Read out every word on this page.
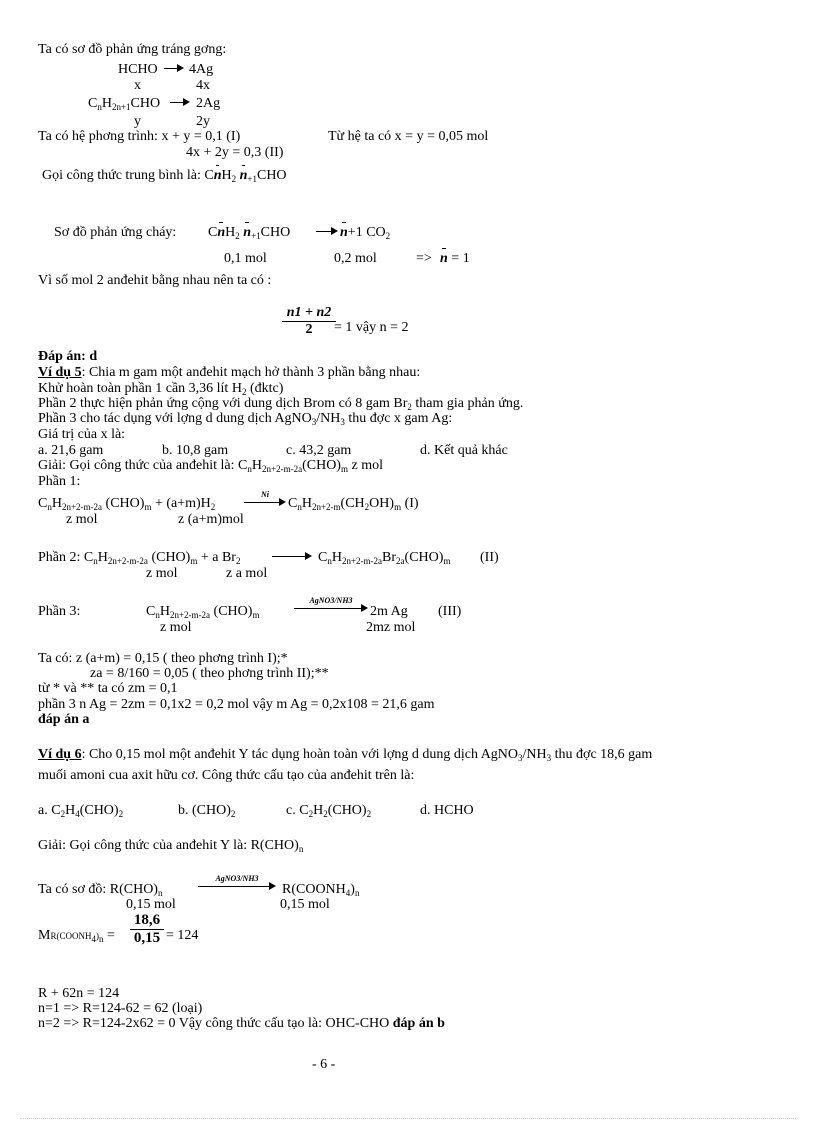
Ta có sơ đồ phản ứng tráng gơng:
HCHO 4Ag
x	4x
$C_nH_{2n+1}CHO$	2Ag
y	2y
Ta có hệ phơng trình: x + y = 0,1 (I)	Từ hệ ta có x = y = 0,05 mol
4x + 2y = 0,3 (II)
Gọi công thức trung bình là: CnH$_2$ $n_{+1}CHO$
Sơ đồ phản ứng cháy: CnH$_2$ $n_{+1}CHO$	n+1 $CO_2$
0,1 mol	0,2 mol	=> n = 1
Vì số mol 2 anđehit bằng nhau nên ta có :
$\frac{n1 + n2}{2}$
= 1 vậy n = 2
Đáp án: d
Ví dụ 5: Chia m gam một anđehit mạch hở thành 3 phần bằng nhau:
Khử hoàn toàn phần 1 cần 3,36 lít $H_2$ (đktc)
Phần 2 thực hiện phản ứng cộng với dung dịch Brom có 8 gam $Br_2$ tham gia phản ứng.
Phần 3 cho tác dụng với lợng d dung dịch $AgNO_3/NH_3$ thu đợc x gam Ag:
Giá trị của x là:
a. 21,6 gam	b. 10,8 gam	c. 43,2 gam	d. Kết quả khác
Giải: Gọi công thức của anđehit là: $C_nH_{2n+2-m-2a}(CHO)_m$ z mol
Phần 1:
$C_nH_{2n+2-m-2a}$ $(CHO)_m + (a+m)H_2$
Ni
$C_nH_{2n+2-m}(CH_2OH)_m$ (I)
z mol	z (a+m)mol
Phần 2: $C_nH_{2n+2-m-2a}$ $(CHO)_m + a$ $Br_2$	$C_nH_{2n+2-m-2a}Br_{2a}(CHO)_m$ (II)
z mol	z a mol
Phần 3:	$C_nH_{2n+2-m-2a}$ $(CHO)_m$
AgNO3/NH3
2m Ag (III)
z mol	2mz mol
Ta có: z (a+m) = 0,15 ( theo phơng trình I);*
za = 8/160 = 0,05 ( theo phơng trình II);**
từ * và ** ta có zm = 0,1
phần 3 n Ag = 2zm = 0,1x2 = 0,2 mol vậy m Ag = 0,2x108 = 21,6 gam
đáp án a
Ví dụ 6: Cho 0,15 mol một anđehit Y tác dụng hoàn toàn với lợng d dung dịch $AgNO_3/NH_3$ thu đợc 18,6 gam
muối amoni cua axit hữu cơ. Công thức cấu tạo của anđehit trên là:
a. $C_2H_4(CHO)_2$	b. $(CHO)_2$	c. $C_2H_2(CHO)_2$	d. HCHO
Giải: Gọi công thức của anđehit Y là: $R(CHO)_n$
Ta có sơ đồ: $R(CHO)_n$
AgNO3/NH3
$R(COONH_4)_n$
0,15 mol	0,15 mol
$MR(COONH_4)_n = \frac{18,6}{0,15} = 124$
R + 62n = 124
n=1 => R=124-62 = 62 (loại)
n=2 => R=124-2x62 = 0 Vậy công thức cấu tạo là: OHC-CHO đáp án b
- 6 -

----------------

• **WHAT THIS TASK INVOLVES**:
Retype the whole listing, keeping every line identical and omitting all pictures.

• **ANSWER TO THIS PROBLEM**:
Read out every word on this page.
Ta có sơ đồ phản ứng tráng gơng:
HCHO 4Ag
x	4x
$C_nH_{2n+1}CHO$	2Ag
y	2y
Ta có hệ phơng trình: x + y = 0,1 (I)	Từ hệ ta có x = y = 0,05 mol
4x + 2y = 0,3 (II)
Gọi công thức trung bình là: CnH$_2$ $n_{+1}CHO$
Sơ đồ phản ứng cháy: CnH$_2$ $n_{+1}CHO$	n+1 $CO_2$
0,1 mol	0,2 mol	=> n = 1
Vì số mol 2 anđehit bằng nhau nên ta có :
$\frac{n1 + n2}{2}$
= 1 vậy n = 2
Đáp án: d
Ví dụ 5: Chia m gam một anđehit mạch hở thành 3 phần bằng nhau:
Khử hoàn toàn phần 1 cần 3,36 lít $H_2$ (đktc)
Phần 2 thực hiện phản ứng cộng với dung dịch Brom có 8 gam $Br_2$ tham gia phản ứng.
Phần 3 cho tác dụng với lợng d dung dịch $AgNO_3/NH_3$ thu đợc x gam Ag:
Giá trị của x là:
a. 21,6 gam	b. 10,8 gam	c. 43,2 gam	d. Kết quả khác
Giải: Gọi công thức của anđehit là: $C_nH_{2n+2-m-2a}(CHO)_m$ z mol
Phần 1:
$C_nH_{2n+2-m-2a}$ $(CHO)_m + (a+m)H_2$
Ni
$C_nH_{2n+2-m}(CH_2OH)_m$ (I)
z mol	z (a+m)mol
Phần 2: $C_nH_{2n+2-m-2a}$ $(CHO)_m + a$ $Br_2$	$C_nH_{2n+2-m-2a}Br_{2a}(CHO)_m$ (II)
z mol	z a mol
Phần 3:	$C_nH_{2n+2-m-2a}$ $(CHO)_m$
AgNO3/NH3
2m Ag (III)
z mol	2mz mol
Ta có: z (a+m) = 0,15 ( theo phơng trình I);*
za = 8/160 = 0,05 ( theo phơng trình II);**
từ * và ** ta có zm = 0,1
phần 3 n Ag = 2zm = 0,1x2 = 0,2 mol vậy m Ag = 0,2x108 = 21,6 gam
đáp án a
Ví dụ 6: Cho 0,15 mol một anđehit Y tác dụng hoàn toàn với lợng d dung dịch $AgNO_3/NH_3$ thu đợc 18,6 gam
muối amoni cua axit hữu cơ. Công thức cấu tạo của anđehit trên là:
a. $C_2H_4(CHO)_2$	b. $(CHO)_2$	c. $C_2H_2(CHO)_2$	d. HCHO
Giải: Gọi công thức của anđehit Y là: $R(CHO)_n$
Ta có sơ đồ: $R(CHO)_n$
AgNO3/NH3
$R(COONH_4)_n$
0,15 mol	0,15 mol
$MR(COONH_4)_n = \frac{18,6}{0,15} = 124$
R + 62n = 124
n=1 => R=124-62 = 62 (loại)
n=2 => R=124-2x62 = 0 Vậy công thức cấu tạo là: OHC-CHO đáp án b
- 6 -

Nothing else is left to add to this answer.